> Instructions for the task
In the listing below, locate the lines that hold "text" and copy them.

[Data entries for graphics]

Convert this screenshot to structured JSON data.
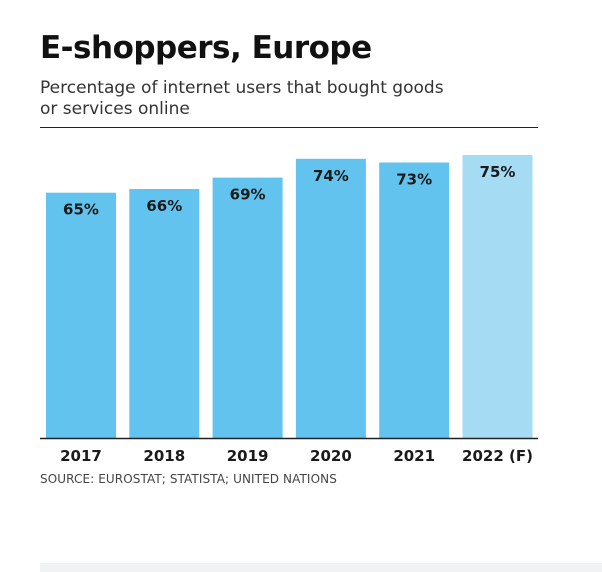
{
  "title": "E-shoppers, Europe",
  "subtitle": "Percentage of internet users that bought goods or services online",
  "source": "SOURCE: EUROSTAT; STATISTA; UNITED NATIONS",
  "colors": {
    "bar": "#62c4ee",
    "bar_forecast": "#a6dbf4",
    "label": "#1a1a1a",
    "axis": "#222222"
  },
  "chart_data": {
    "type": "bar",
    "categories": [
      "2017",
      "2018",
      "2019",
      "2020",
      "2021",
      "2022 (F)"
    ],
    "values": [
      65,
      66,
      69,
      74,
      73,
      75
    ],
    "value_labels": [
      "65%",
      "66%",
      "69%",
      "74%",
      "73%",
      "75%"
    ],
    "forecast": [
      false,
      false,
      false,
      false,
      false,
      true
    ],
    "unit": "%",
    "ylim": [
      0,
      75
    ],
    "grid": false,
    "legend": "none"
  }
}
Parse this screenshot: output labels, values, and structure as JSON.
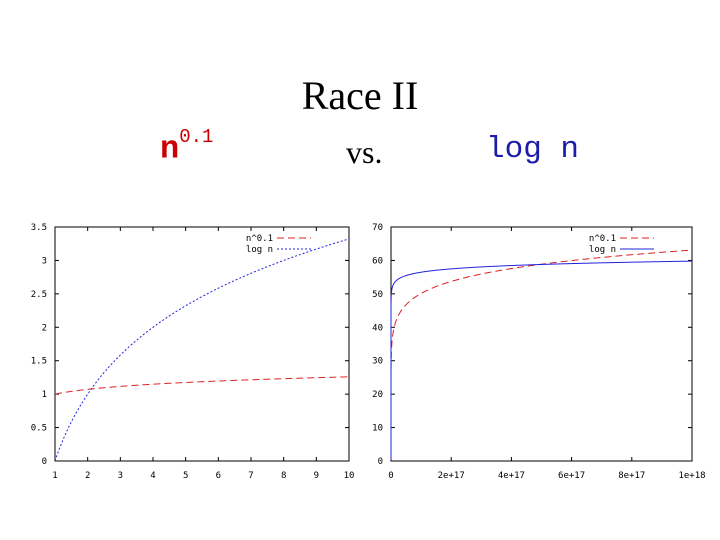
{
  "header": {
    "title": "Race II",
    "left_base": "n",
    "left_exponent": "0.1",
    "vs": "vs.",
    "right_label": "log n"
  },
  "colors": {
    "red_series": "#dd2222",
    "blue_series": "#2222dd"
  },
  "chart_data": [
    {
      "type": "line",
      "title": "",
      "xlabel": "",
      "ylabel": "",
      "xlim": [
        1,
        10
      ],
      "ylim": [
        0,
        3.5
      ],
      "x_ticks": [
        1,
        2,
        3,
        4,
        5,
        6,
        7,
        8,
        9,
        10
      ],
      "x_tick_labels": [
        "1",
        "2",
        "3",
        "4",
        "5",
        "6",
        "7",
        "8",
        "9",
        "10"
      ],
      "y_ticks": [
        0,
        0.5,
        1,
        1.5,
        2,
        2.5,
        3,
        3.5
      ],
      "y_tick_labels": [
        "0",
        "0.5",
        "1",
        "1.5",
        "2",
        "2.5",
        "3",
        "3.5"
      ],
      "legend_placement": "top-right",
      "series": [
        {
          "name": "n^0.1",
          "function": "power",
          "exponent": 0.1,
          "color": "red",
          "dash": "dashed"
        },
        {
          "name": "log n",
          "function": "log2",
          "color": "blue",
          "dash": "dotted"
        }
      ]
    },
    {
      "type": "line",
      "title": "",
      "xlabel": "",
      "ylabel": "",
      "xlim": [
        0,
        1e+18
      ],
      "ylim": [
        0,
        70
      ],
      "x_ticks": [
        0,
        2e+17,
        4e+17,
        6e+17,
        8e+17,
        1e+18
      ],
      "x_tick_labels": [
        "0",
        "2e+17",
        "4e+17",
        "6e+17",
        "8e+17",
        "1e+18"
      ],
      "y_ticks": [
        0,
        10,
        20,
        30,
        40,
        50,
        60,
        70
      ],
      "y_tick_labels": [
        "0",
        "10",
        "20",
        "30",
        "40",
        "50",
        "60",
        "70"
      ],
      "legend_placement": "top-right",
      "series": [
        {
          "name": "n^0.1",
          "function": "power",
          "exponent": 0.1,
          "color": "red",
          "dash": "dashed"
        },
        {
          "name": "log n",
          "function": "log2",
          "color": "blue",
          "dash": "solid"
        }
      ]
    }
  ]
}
* * *
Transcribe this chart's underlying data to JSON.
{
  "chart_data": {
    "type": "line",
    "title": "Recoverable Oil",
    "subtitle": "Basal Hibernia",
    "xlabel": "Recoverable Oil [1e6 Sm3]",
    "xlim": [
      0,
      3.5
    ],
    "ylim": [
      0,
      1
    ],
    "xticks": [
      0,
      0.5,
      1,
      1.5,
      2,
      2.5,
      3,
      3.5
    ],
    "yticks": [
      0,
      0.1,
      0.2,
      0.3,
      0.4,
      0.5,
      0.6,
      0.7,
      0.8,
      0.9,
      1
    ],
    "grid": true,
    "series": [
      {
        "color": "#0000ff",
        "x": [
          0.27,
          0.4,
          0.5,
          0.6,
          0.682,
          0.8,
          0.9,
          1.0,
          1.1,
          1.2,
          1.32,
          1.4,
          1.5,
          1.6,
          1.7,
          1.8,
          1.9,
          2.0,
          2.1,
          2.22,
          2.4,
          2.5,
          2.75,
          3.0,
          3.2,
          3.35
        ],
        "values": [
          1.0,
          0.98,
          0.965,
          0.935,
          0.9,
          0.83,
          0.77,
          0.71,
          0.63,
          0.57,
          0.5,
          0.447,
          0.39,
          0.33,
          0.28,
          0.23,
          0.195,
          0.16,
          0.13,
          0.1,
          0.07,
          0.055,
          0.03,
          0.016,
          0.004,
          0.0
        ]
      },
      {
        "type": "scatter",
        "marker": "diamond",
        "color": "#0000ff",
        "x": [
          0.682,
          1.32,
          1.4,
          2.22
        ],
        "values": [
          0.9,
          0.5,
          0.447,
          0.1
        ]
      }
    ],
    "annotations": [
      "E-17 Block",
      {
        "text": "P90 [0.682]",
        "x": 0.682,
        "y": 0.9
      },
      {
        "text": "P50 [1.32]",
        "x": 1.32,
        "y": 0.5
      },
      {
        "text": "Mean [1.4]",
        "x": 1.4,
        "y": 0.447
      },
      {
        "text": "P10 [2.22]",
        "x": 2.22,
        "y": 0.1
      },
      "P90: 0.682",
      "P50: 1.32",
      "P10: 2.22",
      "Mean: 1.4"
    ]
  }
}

> Exercise solution
        "text": "P90 [0.682]",
        "text": "P50 [1.32]",
        "text": "Mean [1.4]",
        "text": "P10 [2.22]",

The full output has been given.